Recorded information:
====================

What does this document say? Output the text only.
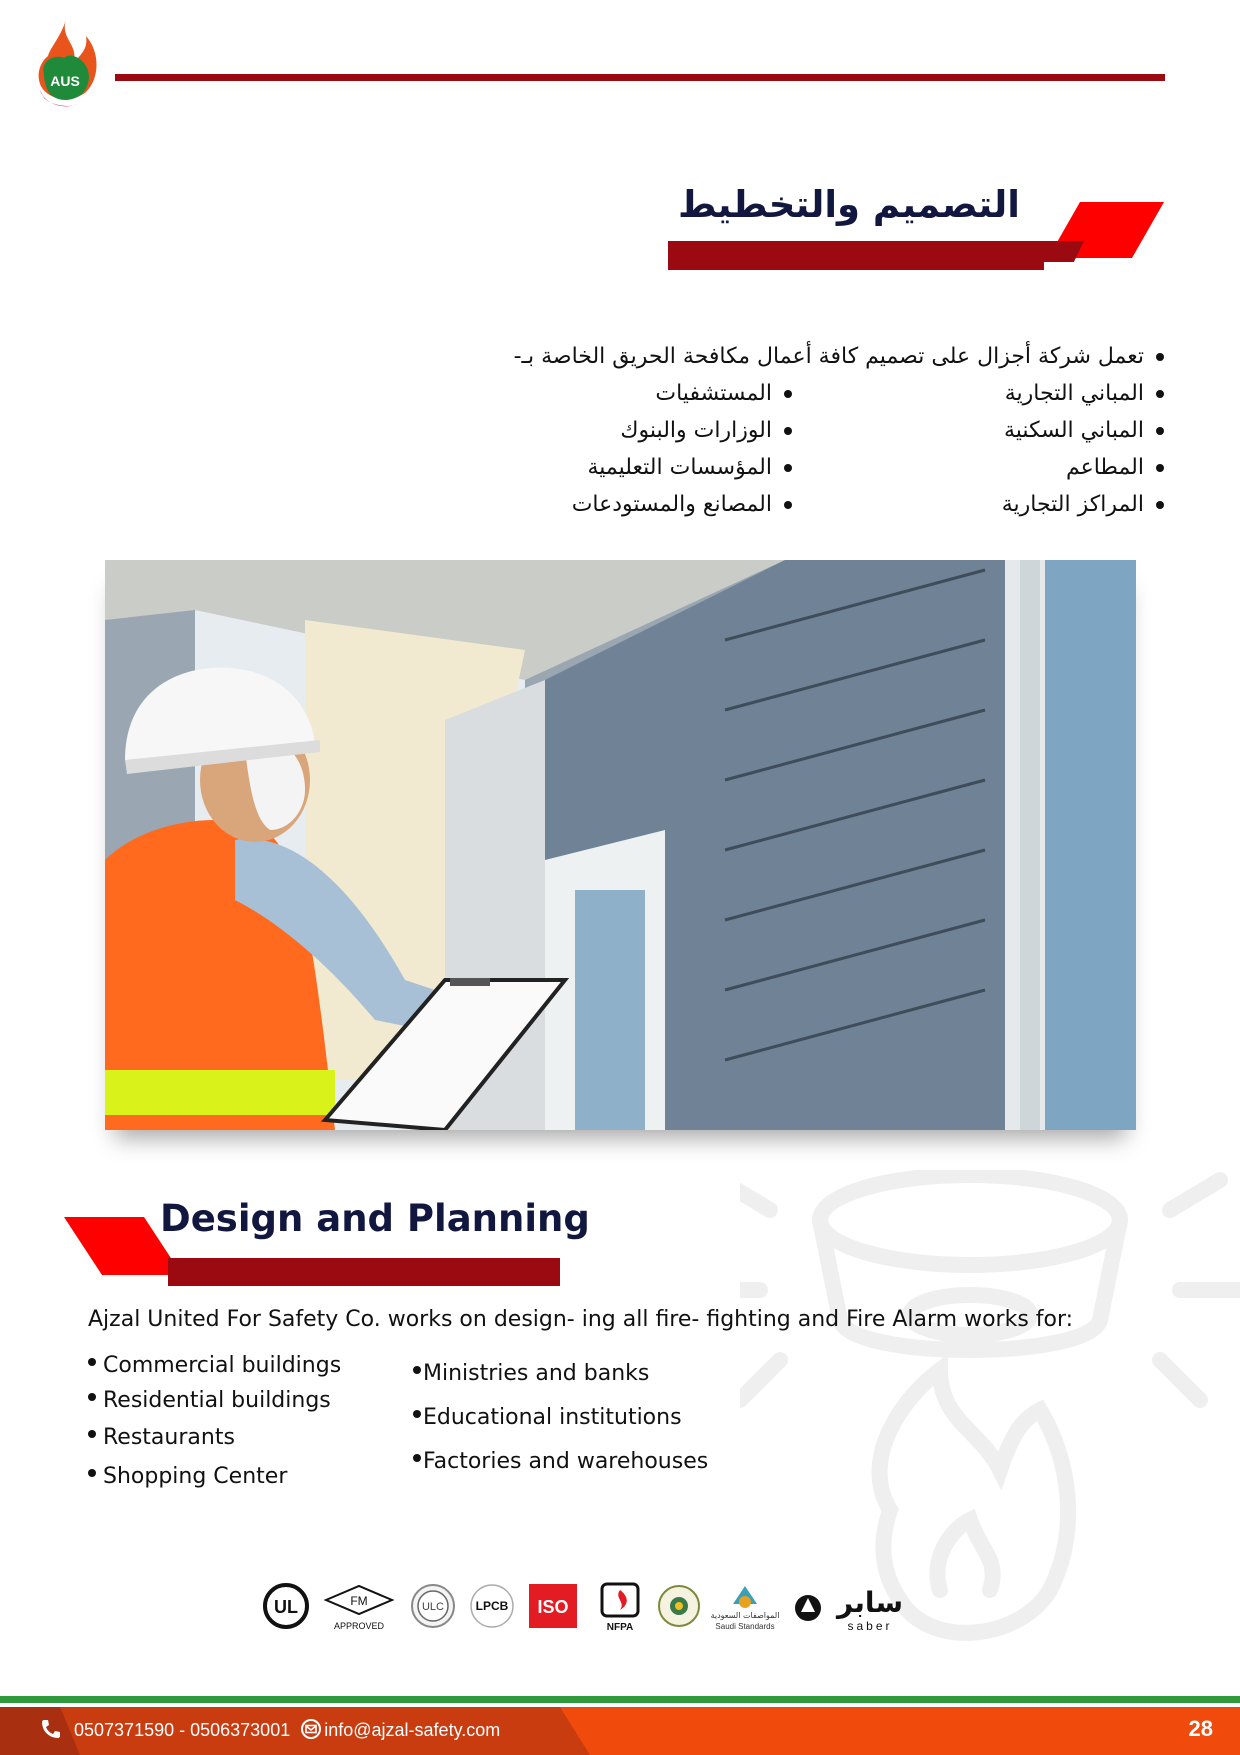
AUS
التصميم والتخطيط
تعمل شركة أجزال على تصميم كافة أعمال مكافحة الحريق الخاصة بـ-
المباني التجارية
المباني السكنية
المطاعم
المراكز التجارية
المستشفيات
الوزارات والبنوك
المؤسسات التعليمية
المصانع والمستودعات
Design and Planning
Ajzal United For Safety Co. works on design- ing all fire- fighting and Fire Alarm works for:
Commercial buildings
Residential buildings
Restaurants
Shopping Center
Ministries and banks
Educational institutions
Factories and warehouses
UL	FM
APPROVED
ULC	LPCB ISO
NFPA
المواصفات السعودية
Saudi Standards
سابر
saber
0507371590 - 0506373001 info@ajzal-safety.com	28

====================

Output the full set of records above without changing a word, and drop the images.

What does this document say? Output the text only.
AUS
التصميم والتخطيط
تعمل شركة أجزال على تصميم كافة أعمال مكافحة الحريق الخاصة بـ-
المباني التجارية
المباني السكنية
المطاعم
المراكز التجارية
المستشفيات
الوزارات والبنوك
المؤسسات التعليمية
المصانع والمستودعات
Design and Planning
Ajzal United For Safety Co. works on design- ing all fire- fighting and Fire Alarm works for:
Commercial buildings
Residential buildings
Restaurants
Shopping Center
Ministries and banks
Educational institutions
Factories and warehouses
UL	FM
APPROVED
ULC	LPCB ISO
NFPA
المواصفات السعودية
Saudi Standards
سابر
saber
0507371590 - 0506373001 info@ajzal-safety.com	28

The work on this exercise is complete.